Task to carry out:
Transcribe the listing word for word.

Extracted information:
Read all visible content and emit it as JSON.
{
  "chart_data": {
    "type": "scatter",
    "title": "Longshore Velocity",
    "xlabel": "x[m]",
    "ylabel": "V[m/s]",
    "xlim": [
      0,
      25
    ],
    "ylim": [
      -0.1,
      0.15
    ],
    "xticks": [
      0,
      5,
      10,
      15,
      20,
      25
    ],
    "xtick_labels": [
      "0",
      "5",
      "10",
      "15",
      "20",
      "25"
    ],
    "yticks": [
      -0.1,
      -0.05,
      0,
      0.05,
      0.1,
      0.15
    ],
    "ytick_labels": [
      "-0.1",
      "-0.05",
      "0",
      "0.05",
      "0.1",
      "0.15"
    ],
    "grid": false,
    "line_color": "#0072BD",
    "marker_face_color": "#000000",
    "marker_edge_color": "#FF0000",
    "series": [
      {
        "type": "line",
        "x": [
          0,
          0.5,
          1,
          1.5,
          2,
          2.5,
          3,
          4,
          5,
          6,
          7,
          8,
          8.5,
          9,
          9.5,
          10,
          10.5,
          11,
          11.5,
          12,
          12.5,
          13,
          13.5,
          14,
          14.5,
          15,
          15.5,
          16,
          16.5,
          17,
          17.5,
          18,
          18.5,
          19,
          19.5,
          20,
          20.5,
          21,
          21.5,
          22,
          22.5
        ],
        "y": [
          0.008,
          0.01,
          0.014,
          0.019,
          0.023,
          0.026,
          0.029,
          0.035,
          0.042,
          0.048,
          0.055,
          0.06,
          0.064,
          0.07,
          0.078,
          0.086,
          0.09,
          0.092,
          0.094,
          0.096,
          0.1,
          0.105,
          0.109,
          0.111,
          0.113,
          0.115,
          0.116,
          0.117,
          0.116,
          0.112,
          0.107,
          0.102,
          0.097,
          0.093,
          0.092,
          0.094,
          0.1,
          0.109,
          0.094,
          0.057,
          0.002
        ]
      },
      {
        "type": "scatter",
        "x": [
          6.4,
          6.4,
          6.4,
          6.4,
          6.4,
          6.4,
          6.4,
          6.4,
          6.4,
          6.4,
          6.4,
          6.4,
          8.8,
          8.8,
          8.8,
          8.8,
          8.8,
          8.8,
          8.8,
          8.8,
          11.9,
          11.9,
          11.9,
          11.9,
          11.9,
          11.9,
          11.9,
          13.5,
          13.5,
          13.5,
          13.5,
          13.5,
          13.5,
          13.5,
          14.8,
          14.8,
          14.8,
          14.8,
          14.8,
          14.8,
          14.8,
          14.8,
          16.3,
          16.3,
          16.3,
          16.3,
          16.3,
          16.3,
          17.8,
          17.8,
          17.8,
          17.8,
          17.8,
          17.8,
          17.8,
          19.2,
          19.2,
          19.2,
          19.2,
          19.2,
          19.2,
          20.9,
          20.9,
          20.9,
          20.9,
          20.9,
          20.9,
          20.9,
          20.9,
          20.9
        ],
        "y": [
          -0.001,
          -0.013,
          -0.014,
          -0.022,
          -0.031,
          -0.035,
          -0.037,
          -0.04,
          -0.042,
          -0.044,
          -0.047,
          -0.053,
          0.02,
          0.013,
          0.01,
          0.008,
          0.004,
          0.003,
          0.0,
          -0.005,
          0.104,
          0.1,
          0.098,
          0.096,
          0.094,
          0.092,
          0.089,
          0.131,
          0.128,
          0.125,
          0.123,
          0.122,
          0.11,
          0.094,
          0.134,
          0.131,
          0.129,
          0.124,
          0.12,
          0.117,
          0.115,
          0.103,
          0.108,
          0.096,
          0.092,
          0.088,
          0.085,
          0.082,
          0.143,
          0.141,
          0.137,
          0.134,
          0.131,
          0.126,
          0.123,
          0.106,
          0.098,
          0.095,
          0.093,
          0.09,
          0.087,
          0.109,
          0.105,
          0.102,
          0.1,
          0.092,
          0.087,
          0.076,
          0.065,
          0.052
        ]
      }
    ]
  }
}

Exercise answer:
Read all visible content and emit it as JSON.
{
  "chart_data": {
    "type": "scatter",
    "title": "Longshore Velocity",
    "xlabel": "x[m]",
    "ylabel": "V[m/s]",
    "xlim": [
      0,
      25
    ],
    "ylim": [
      -0.1,
      0.15
    ],
    "xticks": [
      0,
      5,
      10,
      15,
      20,
      25
    ],
    "xtick_labels": [
      "0",
      "5",
      "10",
      "15",
      "20",
      "25"
    ],
    "yticks": [
      -0.1,
      -0.05,
      0,
      0.05,
      0.1,
      0.15
    ],
    "ytick_labels": [
      "-0.1",
      "-0.05",
      "0",
      "0.05",
      "0.1",
      "0.15"
    ],
    "grid": false,
    "line_color": "#0072BD",
    "marker_face_color": "#000000",
    "marker_edge_color": "#FF0000",
    "series": [
      {
        "type": "line",
        "x": [
          0,
          0.5,
          1,
          1.5,
          2,
          2.5,
          3,
          4,
          5,
          6,
          7,
          8,
          8.5,
          9,
          9.5,
          10,
          10.5,
          11,
          11.5,
          12,
          12.5,
          13,
          13.5,
          14,
          14.5,
          15,
          15.5,
          16,
          16.5,
          17,
          17.5,
          18,
          18.5,
          19,
          19.5,
          20,
          20.5,
          21,
          21.5,
          22,
          22.5
        ],
        "y": [
          0.008,
          0.01,
          0.014,
          0.019,
          0.023,
          0.026,
          0.029,
          0.035,
          0.042,
          0.048,
          0.055,
          0.06,
          0.064,
          0.07,
          0.078,
          0.086,
          0.09,
          0.092,
          0.094,
          0.096,
          0.1,
          0.105,
          0.109,
          0.111,
          0.113,
          0.115,
          0.116,
          0.117,
          0.116,
          0.112,
          0.107,
          0.102,
          0.097,
          0.093,
          0.092,
          0.094,
          0.1,
          0.109,
          0.094,
          0.057,
          0.002
        ]
      },
      {
        "type": "scatter",
        "x": [
          6.4,
          6.4,
          6.4,
          6.4,
          6.4,
          6.4,
          6.4,
          6.4,
          6.4,
          6.4,
          6.4,
          6.4,
          8.8,
          8.8,
          8.8,
          8.8,
          8.8,
          8.8,
          8.8,
          8.8,
          11.9,
          11.9,
          11.9,
          11.9,
          11.9,
          11.9,
          11.9,
          13.5,
          13.5,
          13.5,
          13.5,
          13.5,
          13.5,
          13.5,
          14.8,
          14.8,
          14.8,
          14.8,
          14.8,
          14.8,
          14.8,
          14.8,
          16.3,
          16.3,
          16.3,
          16.3,
          16.3,
          16.3,
          17.8,
          17.8,
          17.8,
          17.8,
          17.8,
          17.8,
          17.8,
          19.2,
          19.2,
          19.2,
          19.2,
          19.2,
          19.2,
          20.9,
          20.9,
          20.9,
          20.9,
          20.9,
          20.9,
          20.9,
          20.9,
          20.9
        ],
        "y": [
          -0.001,
          -0.013,
          -0.014,
          -0.022,
          -0.031,
          -0.035,
          -0.037,
          -0.04,
          -0.042,
          -0.044,
          -0.047,
          -0.053,
          0.02,
          0.013,
          0.01,
          0.008,
          0.004,
          0.003,
          0.0,
          -0.005,
          0.104,
          0.1,
          0.098,
          0.096,
          0.094,
          0.092,
          0.089,
          0.131,
          0.128,
          0.125,
          0.123,
          0.122,
          0.11,
          0.094,
          0.134,
          0.131,
          0.129,
          0.124,
          0.12,
          0.117,
          0.115,
          0.103,
          0.108,
          0.096,
          0.092,
          0.088,
          0.085,
          0.082,
          0.143,
          0.141,
          0.137,
          0.134,
          0.131,
          0.126,
          0.123,
          0.106,
          0.098,
          0.095,
          0.093,
          0.09,
          0.087,
          0.109,
          0.105,
          0.102,
          0.1,
          0.092,
          0.087,
          0.076,
          0.065,
          0.052
        ]
      }
    ]
  }
}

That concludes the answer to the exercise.